**To be done:** Starting at the line that contains "document-title: 2023年交通高校实践科学进展观分析检查报告 <box>215" and stopping after the line that contains "paragraph-line-7: 乏，乐观改良工作作风，增加贯彻落实科学进展观的责任感和 <box>146", rewrite those lines with "paragraph-line" swapped for "text-line" and nothing else changed.

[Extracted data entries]
__________________________________________________
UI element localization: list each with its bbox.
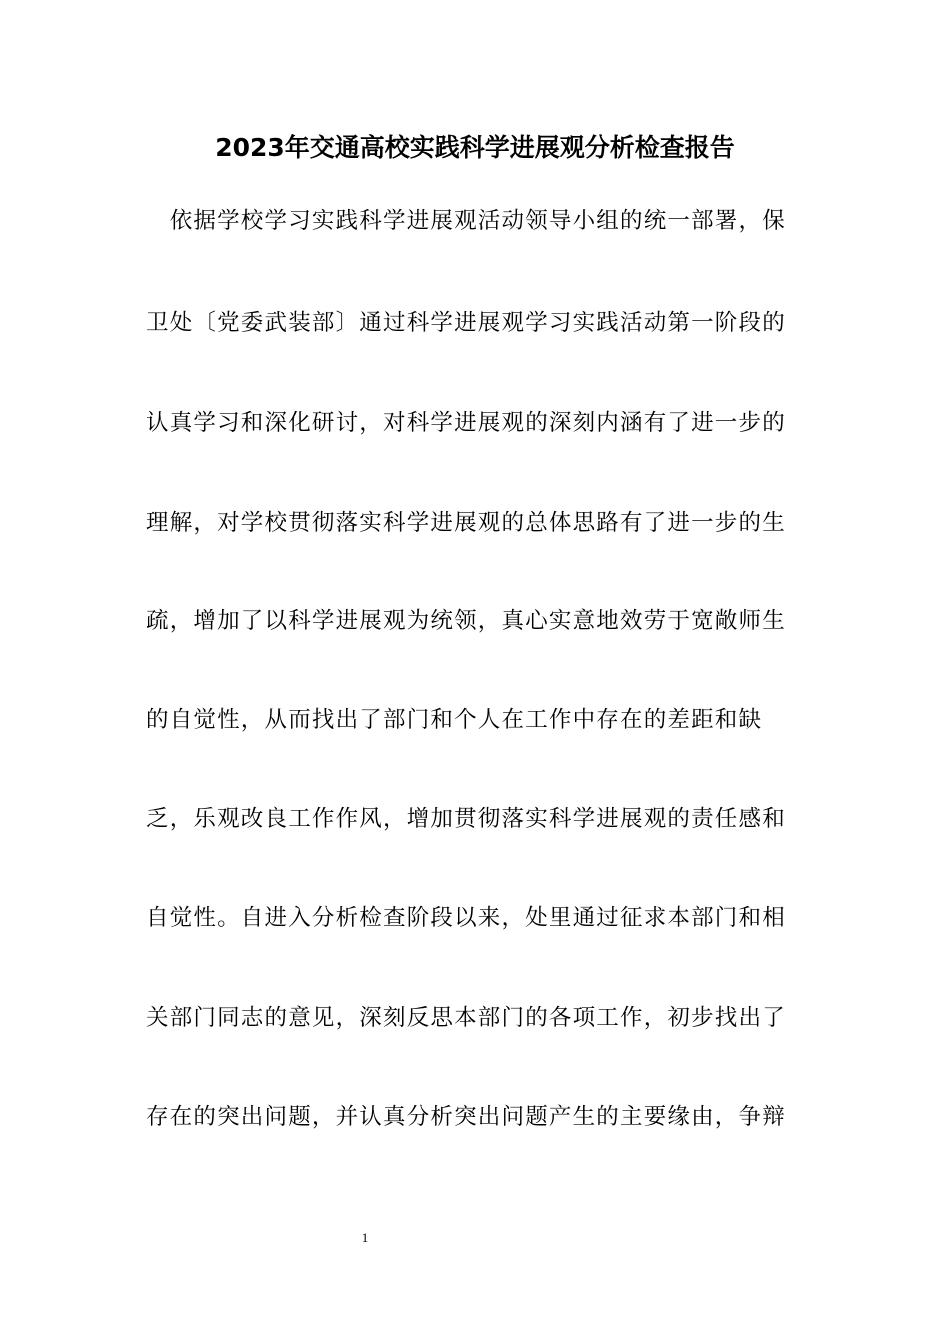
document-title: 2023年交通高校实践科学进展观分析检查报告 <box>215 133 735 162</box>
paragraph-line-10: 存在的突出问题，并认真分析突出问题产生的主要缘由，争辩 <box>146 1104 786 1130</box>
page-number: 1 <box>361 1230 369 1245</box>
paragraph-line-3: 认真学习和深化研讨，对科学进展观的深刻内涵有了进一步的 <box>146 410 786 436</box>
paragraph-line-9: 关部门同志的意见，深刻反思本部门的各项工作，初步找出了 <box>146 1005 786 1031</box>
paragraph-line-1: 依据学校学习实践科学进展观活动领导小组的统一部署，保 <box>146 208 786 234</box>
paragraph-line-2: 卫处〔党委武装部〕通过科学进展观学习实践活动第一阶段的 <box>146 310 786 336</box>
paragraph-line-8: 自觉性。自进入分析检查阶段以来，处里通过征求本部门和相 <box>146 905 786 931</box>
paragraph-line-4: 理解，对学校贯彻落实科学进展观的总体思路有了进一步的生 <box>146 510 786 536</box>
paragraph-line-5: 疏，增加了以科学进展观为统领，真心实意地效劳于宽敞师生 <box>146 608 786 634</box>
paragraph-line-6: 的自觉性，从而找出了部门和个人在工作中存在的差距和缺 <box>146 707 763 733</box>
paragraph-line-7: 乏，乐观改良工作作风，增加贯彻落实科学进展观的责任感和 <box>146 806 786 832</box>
__________________________________________________
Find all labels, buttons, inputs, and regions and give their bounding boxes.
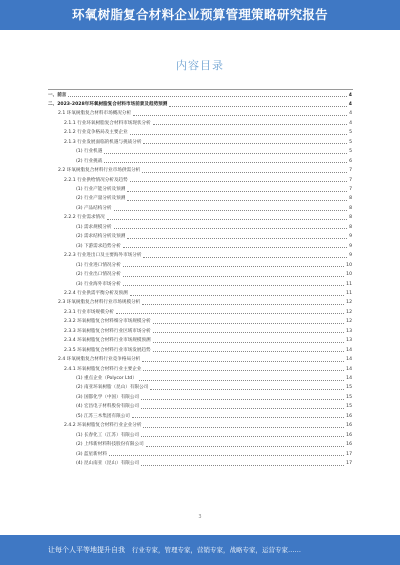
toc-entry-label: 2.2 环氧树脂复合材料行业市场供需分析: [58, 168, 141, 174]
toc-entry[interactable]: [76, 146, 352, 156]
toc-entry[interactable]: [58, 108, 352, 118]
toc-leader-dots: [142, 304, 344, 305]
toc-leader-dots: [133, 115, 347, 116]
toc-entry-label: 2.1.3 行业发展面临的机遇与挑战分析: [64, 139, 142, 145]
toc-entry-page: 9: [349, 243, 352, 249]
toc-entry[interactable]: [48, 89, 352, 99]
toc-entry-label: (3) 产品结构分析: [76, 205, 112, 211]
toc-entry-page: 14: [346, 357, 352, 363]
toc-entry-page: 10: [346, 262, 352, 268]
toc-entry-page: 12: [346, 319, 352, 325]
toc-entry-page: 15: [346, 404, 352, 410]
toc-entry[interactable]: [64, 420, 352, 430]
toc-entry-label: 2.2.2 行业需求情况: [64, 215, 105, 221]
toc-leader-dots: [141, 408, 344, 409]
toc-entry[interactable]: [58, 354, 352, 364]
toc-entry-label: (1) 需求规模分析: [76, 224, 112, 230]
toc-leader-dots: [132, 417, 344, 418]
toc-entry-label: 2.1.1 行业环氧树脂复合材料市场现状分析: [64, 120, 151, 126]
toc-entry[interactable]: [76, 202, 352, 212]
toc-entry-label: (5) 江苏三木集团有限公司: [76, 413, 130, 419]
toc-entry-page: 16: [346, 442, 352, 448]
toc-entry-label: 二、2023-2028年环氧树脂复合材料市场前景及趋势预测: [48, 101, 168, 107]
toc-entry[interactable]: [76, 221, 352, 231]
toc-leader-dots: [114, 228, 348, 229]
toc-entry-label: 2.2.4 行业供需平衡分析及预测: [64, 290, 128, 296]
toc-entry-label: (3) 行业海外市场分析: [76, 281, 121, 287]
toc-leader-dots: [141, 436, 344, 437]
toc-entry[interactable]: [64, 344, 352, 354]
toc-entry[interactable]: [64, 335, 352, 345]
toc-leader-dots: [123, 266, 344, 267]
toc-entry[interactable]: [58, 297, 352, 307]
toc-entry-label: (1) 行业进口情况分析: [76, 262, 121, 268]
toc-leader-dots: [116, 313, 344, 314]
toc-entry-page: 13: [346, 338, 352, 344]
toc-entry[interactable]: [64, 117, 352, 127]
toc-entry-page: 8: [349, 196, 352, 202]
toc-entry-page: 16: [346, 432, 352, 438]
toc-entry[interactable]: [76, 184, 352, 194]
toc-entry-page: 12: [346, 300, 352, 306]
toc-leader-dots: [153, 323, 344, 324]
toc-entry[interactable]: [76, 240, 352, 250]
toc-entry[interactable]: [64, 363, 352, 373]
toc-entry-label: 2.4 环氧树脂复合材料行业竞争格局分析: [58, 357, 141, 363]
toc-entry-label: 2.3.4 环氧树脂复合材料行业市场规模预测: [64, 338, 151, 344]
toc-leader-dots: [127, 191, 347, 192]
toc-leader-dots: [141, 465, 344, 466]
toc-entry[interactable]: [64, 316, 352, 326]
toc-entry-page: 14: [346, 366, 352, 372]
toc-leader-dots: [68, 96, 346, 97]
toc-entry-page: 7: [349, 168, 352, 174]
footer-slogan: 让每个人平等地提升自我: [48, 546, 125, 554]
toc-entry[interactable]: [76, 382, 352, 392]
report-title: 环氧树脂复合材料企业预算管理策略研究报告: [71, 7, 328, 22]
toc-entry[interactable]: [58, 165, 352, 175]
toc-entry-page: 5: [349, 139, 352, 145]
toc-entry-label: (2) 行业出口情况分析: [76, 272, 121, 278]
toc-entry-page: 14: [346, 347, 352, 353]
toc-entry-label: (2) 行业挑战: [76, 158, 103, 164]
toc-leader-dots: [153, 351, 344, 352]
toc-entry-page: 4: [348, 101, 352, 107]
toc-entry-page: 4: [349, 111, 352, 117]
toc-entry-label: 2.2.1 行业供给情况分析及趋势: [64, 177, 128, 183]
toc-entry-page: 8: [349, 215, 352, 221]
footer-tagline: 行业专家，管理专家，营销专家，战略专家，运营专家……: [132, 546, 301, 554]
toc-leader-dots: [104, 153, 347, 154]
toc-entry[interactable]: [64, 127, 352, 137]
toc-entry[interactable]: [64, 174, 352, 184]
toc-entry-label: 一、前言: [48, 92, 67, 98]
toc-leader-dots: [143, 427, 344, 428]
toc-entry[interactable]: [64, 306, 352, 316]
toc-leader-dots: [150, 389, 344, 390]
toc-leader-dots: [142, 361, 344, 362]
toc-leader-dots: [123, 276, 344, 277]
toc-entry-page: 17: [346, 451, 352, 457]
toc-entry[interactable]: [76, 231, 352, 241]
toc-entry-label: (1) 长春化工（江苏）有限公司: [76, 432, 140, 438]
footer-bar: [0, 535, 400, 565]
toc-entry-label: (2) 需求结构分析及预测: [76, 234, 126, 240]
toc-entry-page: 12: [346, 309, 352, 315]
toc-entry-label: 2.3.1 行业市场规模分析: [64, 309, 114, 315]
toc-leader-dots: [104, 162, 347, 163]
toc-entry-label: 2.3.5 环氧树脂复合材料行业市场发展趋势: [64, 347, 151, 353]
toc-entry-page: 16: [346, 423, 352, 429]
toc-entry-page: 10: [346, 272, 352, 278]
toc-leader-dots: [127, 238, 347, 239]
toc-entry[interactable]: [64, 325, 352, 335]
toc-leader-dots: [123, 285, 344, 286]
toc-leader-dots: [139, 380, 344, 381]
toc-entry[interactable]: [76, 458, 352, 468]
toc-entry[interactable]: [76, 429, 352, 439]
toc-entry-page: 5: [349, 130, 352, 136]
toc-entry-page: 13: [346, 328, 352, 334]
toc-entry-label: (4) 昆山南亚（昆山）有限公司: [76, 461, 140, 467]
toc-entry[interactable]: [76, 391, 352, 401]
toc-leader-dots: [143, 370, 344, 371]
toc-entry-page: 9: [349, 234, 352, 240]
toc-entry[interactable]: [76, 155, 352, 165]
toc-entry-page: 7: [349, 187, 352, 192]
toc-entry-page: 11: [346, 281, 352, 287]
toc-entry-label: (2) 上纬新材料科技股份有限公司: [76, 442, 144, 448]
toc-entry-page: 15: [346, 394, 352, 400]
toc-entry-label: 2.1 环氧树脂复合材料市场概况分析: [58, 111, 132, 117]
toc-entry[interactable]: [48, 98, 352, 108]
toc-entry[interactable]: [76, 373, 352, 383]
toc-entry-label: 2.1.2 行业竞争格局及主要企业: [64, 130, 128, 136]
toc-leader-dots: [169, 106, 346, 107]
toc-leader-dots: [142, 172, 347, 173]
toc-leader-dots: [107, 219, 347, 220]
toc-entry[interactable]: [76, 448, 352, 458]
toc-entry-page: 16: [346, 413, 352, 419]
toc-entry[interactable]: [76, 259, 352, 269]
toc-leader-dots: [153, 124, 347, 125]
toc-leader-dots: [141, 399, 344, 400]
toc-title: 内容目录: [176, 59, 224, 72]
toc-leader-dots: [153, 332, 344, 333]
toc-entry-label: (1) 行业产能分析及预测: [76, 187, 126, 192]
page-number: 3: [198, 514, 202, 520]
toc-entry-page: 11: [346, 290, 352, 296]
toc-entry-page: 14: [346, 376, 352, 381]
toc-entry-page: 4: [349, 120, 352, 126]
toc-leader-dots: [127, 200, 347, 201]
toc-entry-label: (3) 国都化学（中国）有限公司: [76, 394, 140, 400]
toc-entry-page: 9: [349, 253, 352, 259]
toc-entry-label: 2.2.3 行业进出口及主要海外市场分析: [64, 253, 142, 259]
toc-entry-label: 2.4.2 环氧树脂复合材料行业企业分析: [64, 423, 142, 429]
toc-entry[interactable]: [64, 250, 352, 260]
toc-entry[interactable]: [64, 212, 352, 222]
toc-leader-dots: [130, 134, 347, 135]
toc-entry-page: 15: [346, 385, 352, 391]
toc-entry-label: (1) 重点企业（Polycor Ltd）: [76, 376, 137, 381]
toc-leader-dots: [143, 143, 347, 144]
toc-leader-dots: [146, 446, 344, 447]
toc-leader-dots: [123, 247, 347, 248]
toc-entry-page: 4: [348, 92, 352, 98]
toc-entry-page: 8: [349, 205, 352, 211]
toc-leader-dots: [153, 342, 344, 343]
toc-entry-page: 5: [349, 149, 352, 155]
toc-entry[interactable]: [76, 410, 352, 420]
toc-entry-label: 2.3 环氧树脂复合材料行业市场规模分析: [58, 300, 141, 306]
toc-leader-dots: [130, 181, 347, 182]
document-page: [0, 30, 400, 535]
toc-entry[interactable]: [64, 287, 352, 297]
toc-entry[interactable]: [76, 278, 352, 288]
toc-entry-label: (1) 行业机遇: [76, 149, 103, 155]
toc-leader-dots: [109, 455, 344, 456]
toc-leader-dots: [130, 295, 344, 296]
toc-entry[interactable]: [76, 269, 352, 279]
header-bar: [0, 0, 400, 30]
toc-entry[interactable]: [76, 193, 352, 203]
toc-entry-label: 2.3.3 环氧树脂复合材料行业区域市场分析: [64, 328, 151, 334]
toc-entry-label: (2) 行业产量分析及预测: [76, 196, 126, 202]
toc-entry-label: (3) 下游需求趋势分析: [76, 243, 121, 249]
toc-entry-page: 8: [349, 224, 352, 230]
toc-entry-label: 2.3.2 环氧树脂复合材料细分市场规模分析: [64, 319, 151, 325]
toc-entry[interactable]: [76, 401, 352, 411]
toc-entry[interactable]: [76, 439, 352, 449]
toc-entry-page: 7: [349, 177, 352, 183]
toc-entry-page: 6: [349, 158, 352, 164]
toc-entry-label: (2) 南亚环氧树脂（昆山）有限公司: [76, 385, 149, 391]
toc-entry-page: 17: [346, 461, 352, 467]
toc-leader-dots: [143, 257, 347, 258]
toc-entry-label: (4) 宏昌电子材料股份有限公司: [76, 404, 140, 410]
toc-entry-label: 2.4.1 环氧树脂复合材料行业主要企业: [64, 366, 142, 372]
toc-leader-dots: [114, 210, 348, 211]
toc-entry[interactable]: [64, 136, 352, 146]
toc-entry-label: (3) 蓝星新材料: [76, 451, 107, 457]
__________________________________________________
**Reply:**
document-title: 2023年交通高校实践科学进展观分析检查报告 <box>215 133 735 162</box>
text-line-10: 存在的突出问题，并认真分析突出问题产生的主要缘由，争辩 <box>146 1104 786 1130</box>
page-number: 1 <box>361 1230 369 1245</box>
text-line-3: 认真学习和深化研讨，对科学进展观的深刻内涵有了进一步的 <box>146 410 786 436</box>
text-line-9: 关部门同志的意见，深刻反思本部门的各项工作，初步找出了 <box>146 1005 786 1031</box>
text-line-1: 依据学校学习实践科学进展观活动领导小组的统一部署，保 <box>146 208 786 234</box>
text-line-2: 卫处〔党委武装部〕通过科学进展观学习实践活动第一阶段的 <box>146 310 786 336</box>
text-line-8: 自觉性。自进入分析检查阶段以来，处里通过征求本部门和相 <box>146 905 786 931</box>
text-line-4: 理解，对学校贯彻落实科学进展观的总体思路有了进一步的生 <box>146 510 786 536</box>
text-line-5: 疏，增加了以科学进展观为统领，真心实意地效劳于宽敞师生 <box>146 608 786 634</box>
text-line-6: 的自觉性，从而找出了部门和个人在工作中存在的差距和缺 <box>146 707 763 733</box>
text-line-7: 乏，乐观改良工作作风，增加贯彻落实科学进展观的责任感和 <box>146 806 786 832</box>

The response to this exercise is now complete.